Extracts from a graphics dataset:
— Start —

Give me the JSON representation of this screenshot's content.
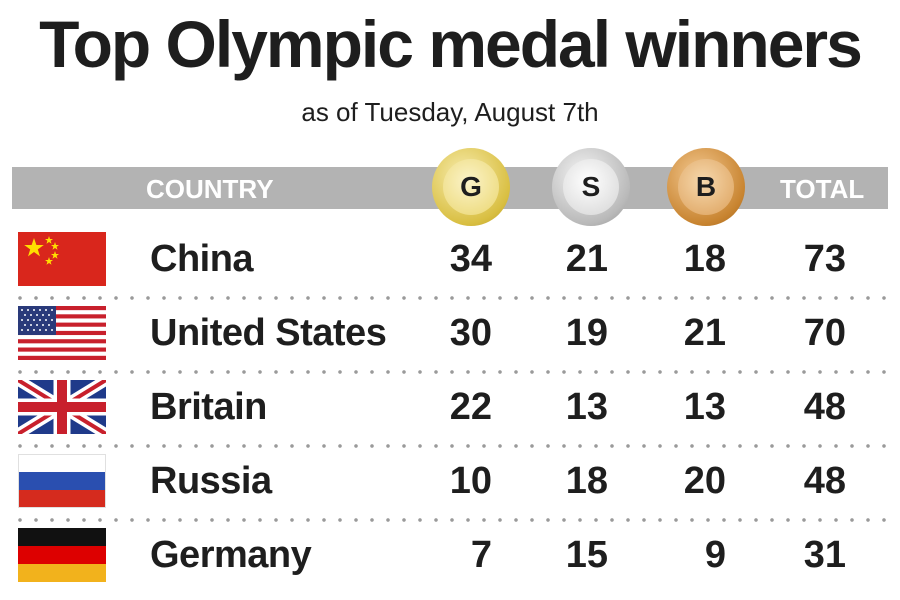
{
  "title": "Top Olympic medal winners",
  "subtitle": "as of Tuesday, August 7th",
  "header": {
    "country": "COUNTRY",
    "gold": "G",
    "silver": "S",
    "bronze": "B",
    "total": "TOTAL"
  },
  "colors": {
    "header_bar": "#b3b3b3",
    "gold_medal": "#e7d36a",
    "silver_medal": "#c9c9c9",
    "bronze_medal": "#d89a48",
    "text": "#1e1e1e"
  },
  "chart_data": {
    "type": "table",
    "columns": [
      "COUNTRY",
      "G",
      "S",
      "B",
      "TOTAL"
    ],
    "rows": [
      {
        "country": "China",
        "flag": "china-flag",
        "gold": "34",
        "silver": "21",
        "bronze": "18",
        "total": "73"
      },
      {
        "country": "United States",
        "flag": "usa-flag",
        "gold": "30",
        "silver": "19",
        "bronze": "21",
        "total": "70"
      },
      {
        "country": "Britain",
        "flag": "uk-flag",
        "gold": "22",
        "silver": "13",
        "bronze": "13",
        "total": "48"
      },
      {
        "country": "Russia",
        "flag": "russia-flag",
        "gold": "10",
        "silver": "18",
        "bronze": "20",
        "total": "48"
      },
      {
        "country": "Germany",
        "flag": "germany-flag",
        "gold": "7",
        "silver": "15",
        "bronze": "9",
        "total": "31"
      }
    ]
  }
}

— End —
— Start —

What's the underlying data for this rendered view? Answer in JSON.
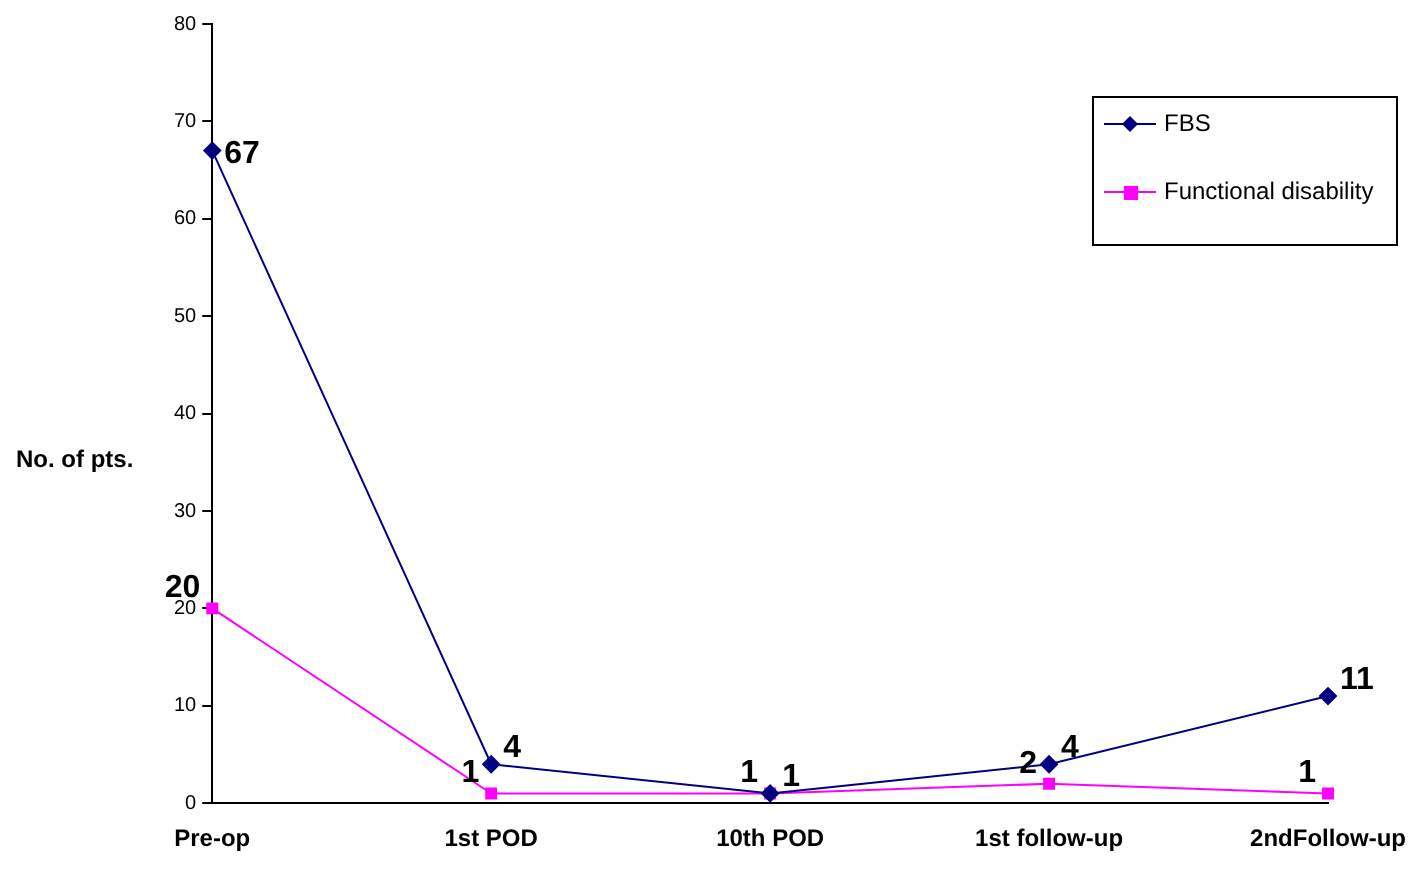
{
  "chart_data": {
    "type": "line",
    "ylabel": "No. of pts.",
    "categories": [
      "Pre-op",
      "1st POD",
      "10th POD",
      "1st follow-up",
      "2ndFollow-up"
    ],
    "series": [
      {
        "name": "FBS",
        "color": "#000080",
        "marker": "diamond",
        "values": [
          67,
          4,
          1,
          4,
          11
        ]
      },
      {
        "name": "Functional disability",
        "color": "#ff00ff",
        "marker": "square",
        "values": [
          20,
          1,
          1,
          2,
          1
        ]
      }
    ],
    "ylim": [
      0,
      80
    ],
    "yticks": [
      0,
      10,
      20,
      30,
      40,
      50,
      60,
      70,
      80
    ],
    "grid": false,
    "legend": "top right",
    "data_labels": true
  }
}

— End —
— Start —

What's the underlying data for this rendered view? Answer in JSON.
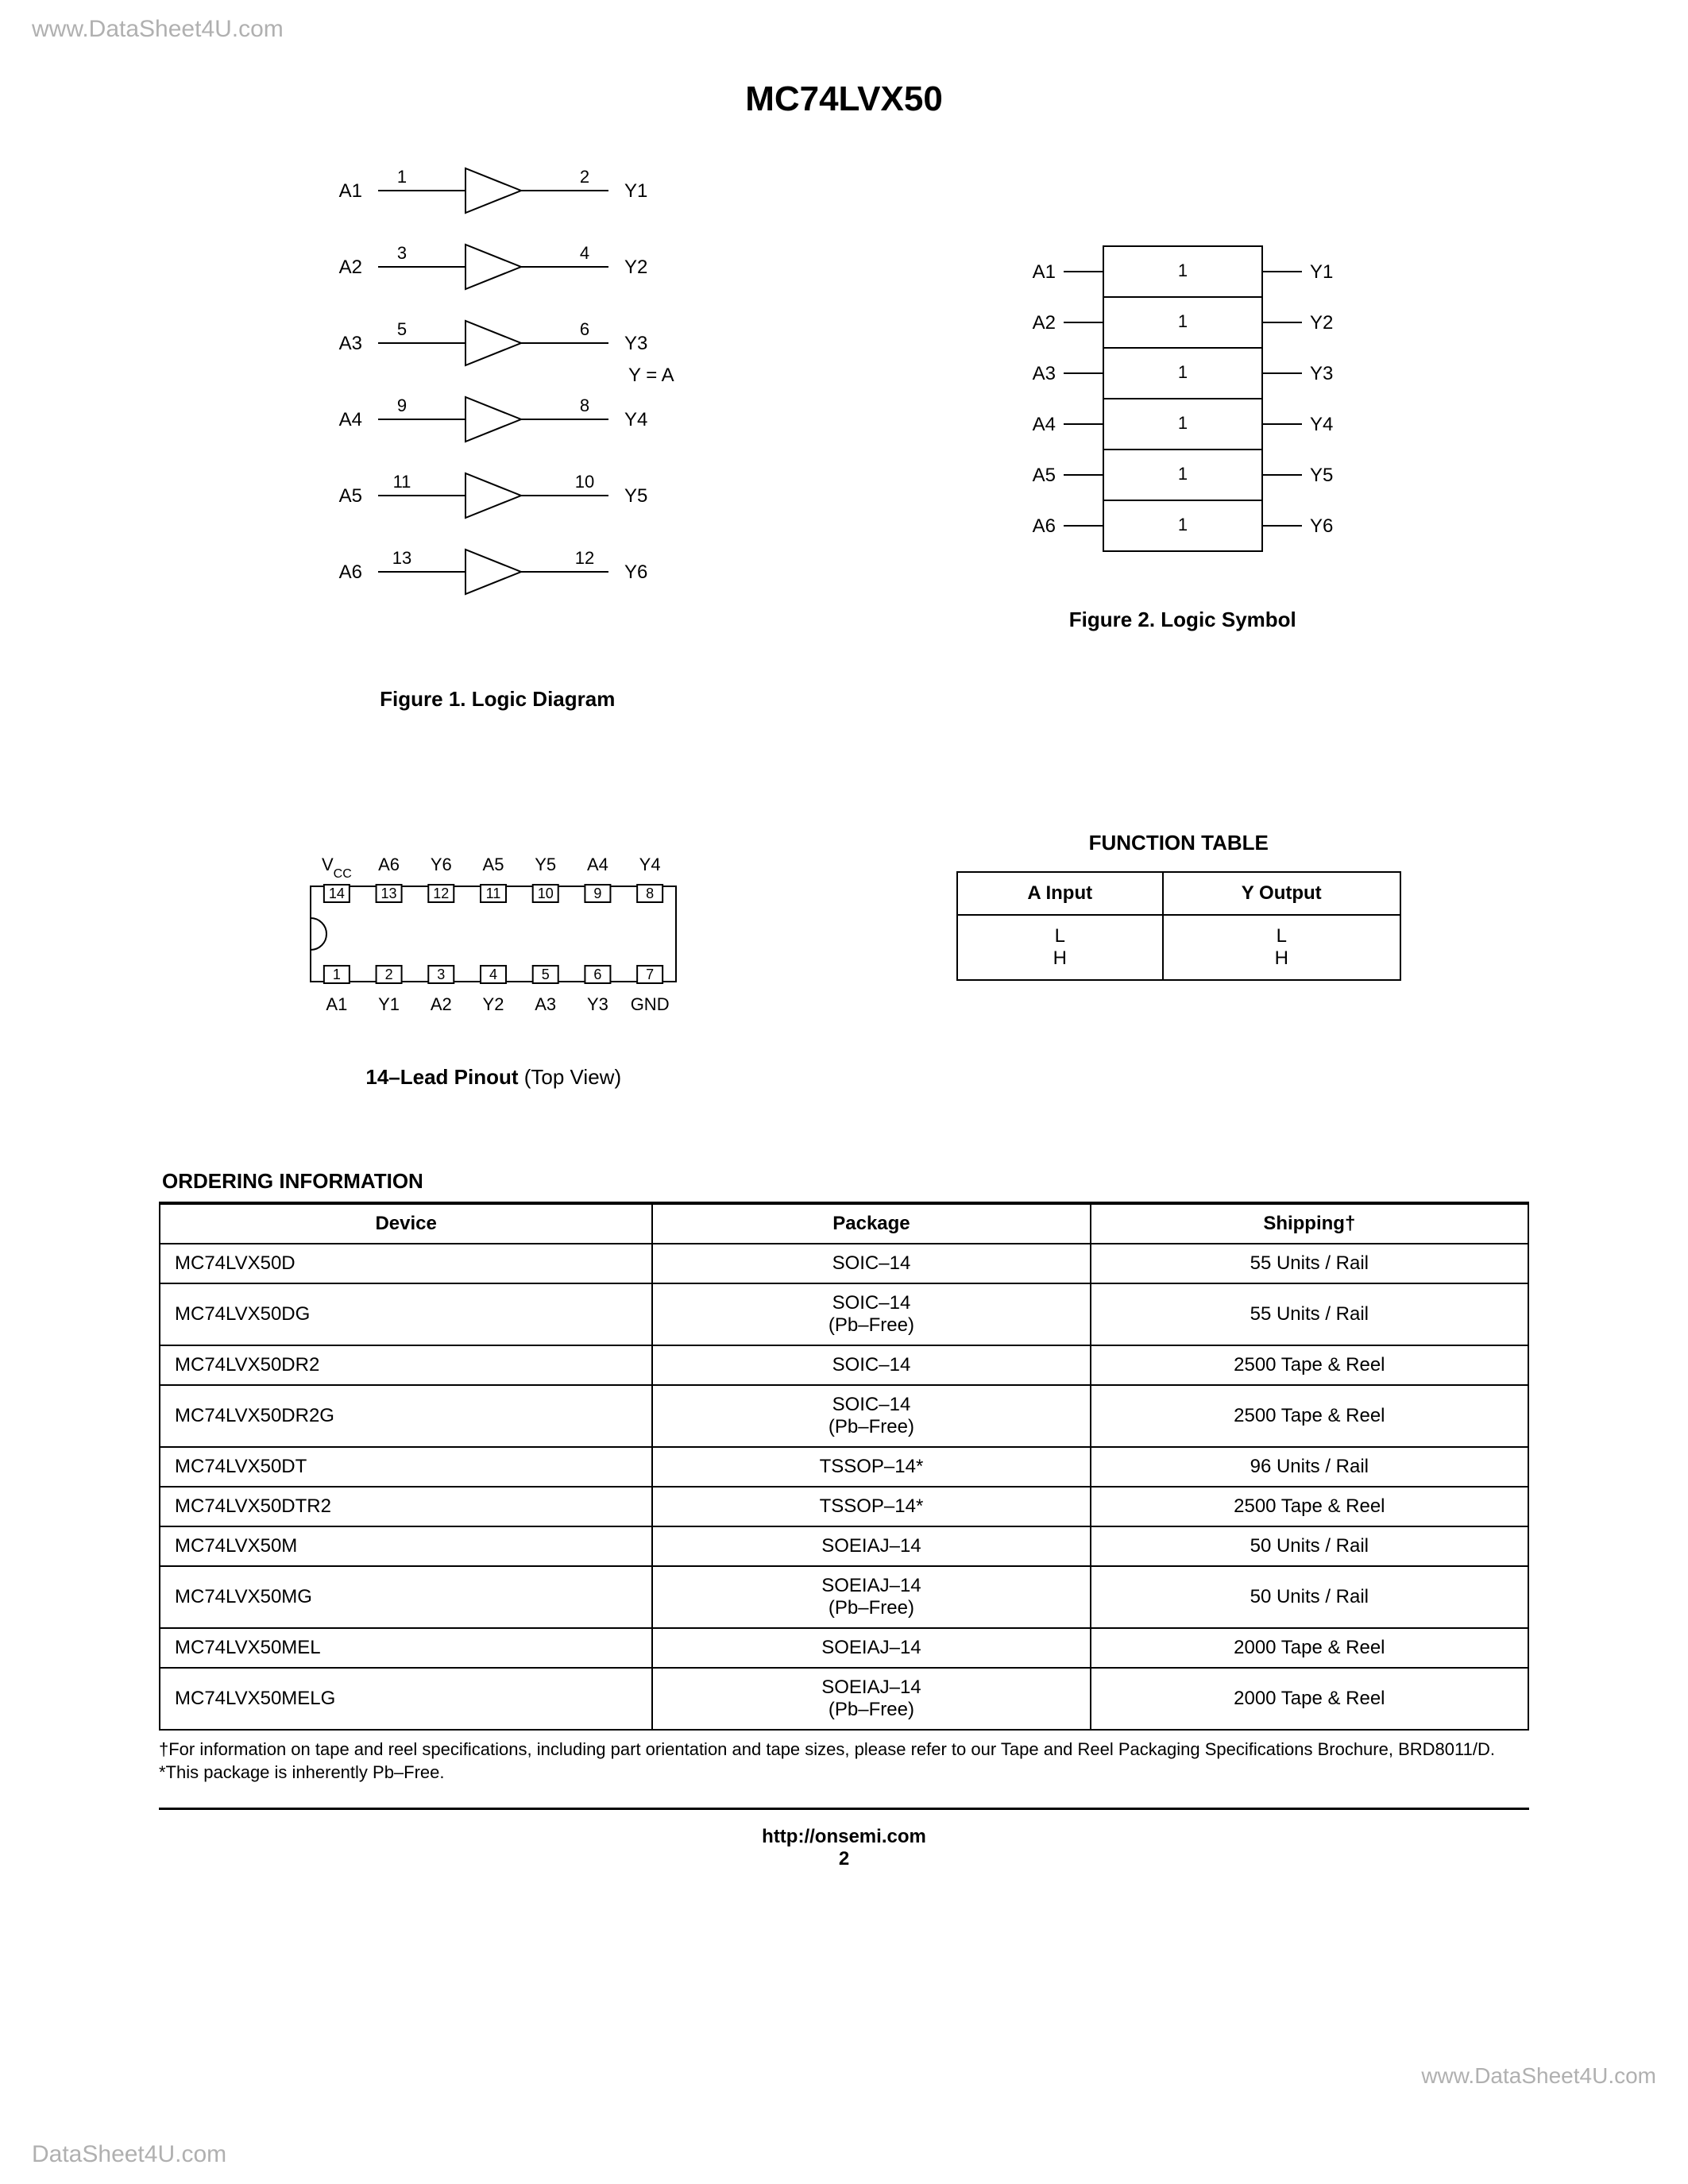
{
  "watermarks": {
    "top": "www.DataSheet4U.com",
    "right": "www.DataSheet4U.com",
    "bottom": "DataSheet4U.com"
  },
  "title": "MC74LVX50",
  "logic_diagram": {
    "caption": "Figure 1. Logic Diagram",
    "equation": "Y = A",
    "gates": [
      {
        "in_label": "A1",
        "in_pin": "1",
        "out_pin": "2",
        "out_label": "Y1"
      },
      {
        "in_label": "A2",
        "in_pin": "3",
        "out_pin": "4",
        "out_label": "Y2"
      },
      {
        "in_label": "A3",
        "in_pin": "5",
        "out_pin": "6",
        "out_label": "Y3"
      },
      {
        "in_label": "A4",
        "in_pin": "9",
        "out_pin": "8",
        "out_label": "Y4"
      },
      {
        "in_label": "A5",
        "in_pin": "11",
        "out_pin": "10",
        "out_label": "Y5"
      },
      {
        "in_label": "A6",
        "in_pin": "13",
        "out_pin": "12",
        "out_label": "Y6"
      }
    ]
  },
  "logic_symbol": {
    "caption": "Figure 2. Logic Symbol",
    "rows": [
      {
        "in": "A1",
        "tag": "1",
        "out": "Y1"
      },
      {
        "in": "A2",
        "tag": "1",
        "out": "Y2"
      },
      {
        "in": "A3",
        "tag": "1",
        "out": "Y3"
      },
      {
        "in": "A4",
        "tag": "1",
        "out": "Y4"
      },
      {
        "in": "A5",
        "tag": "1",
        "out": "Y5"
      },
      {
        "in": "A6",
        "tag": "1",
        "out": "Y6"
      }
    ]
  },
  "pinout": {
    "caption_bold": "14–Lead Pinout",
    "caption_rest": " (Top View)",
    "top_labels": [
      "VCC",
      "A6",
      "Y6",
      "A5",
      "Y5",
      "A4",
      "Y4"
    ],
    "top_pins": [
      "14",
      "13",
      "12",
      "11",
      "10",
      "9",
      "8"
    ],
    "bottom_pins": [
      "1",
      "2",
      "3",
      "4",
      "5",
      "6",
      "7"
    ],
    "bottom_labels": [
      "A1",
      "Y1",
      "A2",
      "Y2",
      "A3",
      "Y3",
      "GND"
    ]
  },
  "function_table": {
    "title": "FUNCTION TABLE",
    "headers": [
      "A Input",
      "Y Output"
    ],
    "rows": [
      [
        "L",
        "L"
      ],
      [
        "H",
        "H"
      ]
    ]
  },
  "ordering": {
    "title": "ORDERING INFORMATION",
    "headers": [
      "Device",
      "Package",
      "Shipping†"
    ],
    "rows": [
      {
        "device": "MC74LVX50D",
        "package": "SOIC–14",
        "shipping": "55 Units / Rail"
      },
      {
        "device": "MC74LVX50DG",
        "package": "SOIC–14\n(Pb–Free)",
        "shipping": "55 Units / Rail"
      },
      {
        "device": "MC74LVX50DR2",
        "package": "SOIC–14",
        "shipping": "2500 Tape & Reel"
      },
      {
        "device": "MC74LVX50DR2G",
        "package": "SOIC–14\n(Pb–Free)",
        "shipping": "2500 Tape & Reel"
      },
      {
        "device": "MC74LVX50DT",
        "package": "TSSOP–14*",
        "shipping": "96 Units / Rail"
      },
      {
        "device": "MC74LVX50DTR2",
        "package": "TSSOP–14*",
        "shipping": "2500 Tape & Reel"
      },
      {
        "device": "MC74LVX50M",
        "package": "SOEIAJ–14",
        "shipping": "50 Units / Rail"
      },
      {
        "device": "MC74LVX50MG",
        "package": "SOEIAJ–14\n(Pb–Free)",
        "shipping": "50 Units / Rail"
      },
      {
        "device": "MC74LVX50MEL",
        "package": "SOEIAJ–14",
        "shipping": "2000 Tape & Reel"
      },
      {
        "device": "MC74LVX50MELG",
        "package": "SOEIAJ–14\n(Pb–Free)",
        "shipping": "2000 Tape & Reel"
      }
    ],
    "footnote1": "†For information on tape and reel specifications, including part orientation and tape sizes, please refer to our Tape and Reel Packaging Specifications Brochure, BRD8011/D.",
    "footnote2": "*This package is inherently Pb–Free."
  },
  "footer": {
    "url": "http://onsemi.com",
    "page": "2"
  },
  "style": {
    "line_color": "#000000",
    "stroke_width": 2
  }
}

— End —

Using the listing above, gather each line that holds the string "right" and copy it.

    "legend": "top right",
    "right": "www.DataSheet4U.com",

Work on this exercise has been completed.